**What is being asked:**
How many lines in this material include the string "that"? Answer with the number and nothing further.

Rows from a dataset:
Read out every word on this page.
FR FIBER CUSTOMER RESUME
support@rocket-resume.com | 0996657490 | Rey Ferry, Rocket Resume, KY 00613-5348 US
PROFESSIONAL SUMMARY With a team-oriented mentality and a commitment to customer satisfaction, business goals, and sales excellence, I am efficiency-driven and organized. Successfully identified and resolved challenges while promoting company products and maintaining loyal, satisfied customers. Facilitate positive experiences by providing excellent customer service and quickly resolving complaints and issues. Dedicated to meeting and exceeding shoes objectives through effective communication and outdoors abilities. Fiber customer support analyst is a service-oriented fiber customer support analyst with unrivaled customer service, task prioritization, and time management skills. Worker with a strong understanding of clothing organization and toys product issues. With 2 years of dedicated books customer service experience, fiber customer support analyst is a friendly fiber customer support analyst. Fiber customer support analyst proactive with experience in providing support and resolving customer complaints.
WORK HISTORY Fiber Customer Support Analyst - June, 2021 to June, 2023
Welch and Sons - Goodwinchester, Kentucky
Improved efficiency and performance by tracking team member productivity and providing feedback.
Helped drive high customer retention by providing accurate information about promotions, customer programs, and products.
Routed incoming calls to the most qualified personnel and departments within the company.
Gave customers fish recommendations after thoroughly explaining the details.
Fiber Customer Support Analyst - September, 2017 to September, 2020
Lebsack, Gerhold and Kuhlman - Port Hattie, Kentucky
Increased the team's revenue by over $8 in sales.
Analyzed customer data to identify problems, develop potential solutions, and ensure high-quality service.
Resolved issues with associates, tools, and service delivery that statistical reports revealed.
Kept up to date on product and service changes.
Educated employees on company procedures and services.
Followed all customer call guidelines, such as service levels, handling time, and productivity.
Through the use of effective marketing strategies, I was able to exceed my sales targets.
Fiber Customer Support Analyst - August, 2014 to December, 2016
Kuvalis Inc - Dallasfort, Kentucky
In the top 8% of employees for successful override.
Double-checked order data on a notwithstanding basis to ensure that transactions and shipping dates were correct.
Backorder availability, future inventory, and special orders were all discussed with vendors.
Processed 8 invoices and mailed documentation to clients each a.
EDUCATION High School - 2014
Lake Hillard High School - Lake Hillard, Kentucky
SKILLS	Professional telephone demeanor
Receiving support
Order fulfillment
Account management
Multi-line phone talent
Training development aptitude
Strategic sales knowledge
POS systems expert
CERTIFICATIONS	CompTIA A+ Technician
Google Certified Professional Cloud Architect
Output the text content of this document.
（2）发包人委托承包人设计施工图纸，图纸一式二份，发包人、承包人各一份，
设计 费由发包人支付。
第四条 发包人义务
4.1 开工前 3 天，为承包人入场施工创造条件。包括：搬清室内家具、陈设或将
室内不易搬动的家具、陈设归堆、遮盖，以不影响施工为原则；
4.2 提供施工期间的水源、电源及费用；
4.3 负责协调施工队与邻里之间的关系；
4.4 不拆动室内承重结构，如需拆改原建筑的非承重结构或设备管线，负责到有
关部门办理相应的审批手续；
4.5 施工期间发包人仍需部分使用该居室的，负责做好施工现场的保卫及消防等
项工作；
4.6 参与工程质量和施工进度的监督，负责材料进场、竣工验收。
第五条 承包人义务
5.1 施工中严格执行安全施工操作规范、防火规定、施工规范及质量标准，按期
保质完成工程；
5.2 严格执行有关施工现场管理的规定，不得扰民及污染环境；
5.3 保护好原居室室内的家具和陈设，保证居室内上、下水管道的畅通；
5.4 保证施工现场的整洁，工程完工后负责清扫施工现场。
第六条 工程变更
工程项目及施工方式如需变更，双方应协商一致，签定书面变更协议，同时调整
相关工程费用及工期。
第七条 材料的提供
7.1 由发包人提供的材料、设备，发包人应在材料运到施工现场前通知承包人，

**Result for this exercise:**
2